### [The request]
Find each line holding the word "manbai" and give the total alone.

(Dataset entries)

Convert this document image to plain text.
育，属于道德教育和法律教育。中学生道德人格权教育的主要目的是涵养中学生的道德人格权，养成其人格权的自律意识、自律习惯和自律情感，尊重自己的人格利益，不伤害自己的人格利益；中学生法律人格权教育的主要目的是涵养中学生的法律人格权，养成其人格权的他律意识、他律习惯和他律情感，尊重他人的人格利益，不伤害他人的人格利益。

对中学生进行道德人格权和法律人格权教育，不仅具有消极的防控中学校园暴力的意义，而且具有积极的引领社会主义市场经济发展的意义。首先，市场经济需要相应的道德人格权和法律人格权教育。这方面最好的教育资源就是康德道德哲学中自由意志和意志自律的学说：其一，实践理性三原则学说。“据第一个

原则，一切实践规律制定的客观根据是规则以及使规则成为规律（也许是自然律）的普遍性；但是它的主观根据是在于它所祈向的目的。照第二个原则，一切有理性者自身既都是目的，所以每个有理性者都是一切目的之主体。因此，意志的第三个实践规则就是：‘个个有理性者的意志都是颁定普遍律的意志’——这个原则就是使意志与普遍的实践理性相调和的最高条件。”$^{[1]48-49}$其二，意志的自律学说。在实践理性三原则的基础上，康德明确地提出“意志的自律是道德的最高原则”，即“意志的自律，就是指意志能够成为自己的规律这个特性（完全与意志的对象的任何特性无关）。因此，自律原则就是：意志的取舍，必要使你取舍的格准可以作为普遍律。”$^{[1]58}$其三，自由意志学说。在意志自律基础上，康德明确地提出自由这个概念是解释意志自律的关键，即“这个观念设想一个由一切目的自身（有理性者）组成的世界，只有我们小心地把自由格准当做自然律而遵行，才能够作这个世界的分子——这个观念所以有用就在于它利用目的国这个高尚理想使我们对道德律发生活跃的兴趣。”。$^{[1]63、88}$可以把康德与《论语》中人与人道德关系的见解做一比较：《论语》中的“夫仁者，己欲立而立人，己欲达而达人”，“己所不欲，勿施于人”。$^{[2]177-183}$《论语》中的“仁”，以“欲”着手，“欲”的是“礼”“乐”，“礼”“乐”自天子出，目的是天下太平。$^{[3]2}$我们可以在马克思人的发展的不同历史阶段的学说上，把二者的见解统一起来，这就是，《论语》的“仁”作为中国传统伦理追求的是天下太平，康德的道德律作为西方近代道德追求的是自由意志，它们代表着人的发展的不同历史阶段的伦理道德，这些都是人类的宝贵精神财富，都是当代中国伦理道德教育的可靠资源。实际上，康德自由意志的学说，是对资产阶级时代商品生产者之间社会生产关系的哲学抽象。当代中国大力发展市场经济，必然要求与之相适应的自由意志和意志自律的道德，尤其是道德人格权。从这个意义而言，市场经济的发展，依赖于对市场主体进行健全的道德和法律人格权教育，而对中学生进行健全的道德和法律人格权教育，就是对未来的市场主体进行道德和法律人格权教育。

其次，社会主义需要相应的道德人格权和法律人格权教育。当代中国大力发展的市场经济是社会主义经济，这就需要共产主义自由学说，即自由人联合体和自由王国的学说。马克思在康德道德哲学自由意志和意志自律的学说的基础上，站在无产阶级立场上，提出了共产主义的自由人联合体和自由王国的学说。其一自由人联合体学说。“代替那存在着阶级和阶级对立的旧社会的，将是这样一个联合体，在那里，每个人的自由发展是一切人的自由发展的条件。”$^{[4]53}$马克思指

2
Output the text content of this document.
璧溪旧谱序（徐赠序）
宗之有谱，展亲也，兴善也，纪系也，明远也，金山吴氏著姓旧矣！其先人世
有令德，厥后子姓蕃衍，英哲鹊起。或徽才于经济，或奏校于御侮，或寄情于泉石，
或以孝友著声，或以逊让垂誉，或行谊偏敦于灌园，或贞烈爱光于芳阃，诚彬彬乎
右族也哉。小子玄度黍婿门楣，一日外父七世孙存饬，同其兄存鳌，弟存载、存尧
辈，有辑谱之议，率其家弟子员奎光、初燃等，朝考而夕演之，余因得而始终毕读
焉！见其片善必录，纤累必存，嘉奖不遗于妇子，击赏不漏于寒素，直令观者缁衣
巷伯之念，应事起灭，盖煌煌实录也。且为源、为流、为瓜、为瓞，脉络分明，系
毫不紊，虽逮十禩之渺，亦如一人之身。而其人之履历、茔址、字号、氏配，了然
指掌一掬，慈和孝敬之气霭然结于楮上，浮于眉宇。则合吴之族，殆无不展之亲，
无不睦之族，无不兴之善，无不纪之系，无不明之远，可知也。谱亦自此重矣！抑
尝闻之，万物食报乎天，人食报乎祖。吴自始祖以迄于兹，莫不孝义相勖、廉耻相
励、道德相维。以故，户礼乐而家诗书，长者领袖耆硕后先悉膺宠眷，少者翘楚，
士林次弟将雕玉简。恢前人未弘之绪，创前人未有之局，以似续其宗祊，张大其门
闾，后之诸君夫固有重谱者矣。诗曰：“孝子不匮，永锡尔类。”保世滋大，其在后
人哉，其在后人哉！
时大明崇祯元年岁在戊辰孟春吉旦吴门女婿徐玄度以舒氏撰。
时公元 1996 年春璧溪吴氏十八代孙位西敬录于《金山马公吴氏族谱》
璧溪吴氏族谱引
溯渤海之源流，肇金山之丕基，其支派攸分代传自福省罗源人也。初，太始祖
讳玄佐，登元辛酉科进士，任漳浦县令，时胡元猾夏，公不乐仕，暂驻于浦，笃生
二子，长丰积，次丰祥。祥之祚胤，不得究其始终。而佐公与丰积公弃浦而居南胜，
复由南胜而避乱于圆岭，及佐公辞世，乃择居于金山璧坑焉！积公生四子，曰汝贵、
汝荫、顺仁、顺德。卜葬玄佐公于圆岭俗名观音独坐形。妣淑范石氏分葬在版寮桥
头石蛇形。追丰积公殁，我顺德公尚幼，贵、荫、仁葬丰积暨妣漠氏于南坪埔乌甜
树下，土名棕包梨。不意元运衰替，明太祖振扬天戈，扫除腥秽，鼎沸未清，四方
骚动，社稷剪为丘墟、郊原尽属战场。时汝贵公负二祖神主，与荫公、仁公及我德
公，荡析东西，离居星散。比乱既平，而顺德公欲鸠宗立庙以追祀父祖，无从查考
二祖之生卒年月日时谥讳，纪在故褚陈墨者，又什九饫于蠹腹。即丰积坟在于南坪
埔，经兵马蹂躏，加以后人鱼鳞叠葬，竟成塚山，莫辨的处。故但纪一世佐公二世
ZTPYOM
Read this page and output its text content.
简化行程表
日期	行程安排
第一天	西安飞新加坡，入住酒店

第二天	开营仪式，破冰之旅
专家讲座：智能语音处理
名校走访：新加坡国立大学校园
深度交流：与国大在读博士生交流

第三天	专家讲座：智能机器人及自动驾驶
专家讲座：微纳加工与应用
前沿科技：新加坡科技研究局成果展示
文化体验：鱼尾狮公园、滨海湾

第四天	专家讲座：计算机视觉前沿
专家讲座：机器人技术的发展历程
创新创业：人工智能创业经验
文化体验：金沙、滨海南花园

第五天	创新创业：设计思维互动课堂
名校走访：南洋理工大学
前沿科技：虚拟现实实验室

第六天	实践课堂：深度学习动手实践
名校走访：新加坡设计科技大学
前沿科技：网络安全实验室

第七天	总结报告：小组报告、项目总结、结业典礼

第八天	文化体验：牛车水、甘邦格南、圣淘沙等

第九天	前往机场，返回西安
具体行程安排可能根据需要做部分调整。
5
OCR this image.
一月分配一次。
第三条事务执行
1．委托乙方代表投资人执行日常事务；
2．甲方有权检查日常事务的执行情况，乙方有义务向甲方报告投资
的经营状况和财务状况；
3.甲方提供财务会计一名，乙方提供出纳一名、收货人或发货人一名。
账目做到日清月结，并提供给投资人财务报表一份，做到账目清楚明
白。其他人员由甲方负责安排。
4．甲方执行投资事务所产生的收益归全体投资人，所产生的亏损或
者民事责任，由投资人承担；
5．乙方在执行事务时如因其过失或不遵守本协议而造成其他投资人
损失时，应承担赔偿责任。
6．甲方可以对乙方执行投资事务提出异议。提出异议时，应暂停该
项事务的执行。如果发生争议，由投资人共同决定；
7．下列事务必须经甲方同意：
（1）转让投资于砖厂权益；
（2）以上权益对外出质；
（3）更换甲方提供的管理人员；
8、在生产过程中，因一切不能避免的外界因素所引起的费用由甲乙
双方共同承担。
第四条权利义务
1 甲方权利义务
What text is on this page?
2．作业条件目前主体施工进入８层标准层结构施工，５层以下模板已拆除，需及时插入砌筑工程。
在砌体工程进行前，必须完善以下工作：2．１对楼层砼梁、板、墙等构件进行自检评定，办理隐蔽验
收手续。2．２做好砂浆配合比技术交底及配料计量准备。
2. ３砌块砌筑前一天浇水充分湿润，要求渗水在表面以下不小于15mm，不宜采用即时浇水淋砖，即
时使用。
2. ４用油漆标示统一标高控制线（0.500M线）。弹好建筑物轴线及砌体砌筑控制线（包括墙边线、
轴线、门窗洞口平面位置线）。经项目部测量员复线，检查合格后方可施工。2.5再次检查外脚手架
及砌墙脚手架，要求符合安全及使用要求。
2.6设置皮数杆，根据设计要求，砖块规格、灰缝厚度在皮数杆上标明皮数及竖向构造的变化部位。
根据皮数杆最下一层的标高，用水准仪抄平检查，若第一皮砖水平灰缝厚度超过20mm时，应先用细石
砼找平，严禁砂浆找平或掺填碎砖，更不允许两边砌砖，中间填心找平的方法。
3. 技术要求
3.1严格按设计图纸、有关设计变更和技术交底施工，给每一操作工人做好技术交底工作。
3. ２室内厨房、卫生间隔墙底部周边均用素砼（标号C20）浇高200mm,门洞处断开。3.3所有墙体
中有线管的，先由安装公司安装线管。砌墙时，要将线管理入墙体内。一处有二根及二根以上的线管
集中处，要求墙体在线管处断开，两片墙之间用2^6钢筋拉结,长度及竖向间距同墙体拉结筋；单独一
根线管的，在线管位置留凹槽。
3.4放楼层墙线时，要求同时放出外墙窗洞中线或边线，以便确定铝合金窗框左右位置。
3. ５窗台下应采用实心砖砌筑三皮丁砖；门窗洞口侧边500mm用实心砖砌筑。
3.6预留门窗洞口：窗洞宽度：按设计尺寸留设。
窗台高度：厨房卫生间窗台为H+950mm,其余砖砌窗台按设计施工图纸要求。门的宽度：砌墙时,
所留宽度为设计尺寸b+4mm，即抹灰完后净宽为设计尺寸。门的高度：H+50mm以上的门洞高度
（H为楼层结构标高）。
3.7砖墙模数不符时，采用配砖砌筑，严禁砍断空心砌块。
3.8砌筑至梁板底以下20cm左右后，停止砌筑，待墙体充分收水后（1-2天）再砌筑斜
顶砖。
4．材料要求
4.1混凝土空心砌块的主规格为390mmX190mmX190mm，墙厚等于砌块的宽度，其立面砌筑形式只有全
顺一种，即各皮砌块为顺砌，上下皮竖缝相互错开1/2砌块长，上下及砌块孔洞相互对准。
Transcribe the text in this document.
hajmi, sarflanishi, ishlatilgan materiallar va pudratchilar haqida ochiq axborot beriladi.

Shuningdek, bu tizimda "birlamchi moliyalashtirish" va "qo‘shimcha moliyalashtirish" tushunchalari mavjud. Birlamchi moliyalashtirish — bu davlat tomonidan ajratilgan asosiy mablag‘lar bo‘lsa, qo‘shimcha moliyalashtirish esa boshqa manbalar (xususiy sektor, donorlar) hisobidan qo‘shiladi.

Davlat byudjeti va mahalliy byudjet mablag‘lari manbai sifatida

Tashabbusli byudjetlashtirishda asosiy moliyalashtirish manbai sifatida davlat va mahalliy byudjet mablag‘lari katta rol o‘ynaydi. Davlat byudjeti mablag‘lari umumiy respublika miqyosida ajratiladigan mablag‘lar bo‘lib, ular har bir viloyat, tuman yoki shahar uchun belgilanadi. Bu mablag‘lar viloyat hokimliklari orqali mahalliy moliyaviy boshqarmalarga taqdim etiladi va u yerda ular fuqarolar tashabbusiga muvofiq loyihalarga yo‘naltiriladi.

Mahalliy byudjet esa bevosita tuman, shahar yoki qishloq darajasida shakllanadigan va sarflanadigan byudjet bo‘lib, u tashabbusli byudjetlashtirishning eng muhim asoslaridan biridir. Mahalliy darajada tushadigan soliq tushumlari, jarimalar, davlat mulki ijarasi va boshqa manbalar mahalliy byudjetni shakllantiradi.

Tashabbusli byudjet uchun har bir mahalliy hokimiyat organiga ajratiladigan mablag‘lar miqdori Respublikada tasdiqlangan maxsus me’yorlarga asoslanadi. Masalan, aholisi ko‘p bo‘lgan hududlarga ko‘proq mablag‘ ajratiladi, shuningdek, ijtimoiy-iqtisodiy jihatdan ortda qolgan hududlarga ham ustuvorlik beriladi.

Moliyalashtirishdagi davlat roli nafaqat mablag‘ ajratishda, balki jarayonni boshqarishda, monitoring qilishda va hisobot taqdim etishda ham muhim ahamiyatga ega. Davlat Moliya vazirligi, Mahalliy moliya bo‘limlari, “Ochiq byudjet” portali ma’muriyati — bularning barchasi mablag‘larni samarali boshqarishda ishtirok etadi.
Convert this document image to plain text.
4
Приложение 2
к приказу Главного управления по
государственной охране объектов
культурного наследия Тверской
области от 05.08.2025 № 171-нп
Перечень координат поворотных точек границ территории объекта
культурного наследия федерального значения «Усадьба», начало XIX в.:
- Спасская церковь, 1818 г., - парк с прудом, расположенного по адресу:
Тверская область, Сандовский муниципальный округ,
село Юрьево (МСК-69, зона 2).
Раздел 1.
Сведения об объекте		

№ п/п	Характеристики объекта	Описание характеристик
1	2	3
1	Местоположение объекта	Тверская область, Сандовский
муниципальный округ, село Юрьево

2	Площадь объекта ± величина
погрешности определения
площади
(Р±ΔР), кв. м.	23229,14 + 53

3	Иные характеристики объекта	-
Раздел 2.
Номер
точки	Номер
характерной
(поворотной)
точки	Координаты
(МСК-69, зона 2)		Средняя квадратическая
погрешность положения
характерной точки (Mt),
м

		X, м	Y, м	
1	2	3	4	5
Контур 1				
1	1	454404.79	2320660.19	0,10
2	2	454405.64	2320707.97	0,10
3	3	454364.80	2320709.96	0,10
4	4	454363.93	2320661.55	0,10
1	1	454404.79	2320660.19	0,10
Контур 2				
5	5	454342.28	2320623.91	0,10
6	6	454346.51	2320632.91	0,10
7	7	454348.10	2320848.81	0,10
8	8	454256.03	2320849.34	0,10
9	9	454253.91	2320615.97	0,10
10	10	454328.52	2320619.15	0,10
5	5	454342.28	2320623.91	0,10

### [Answer in full]
2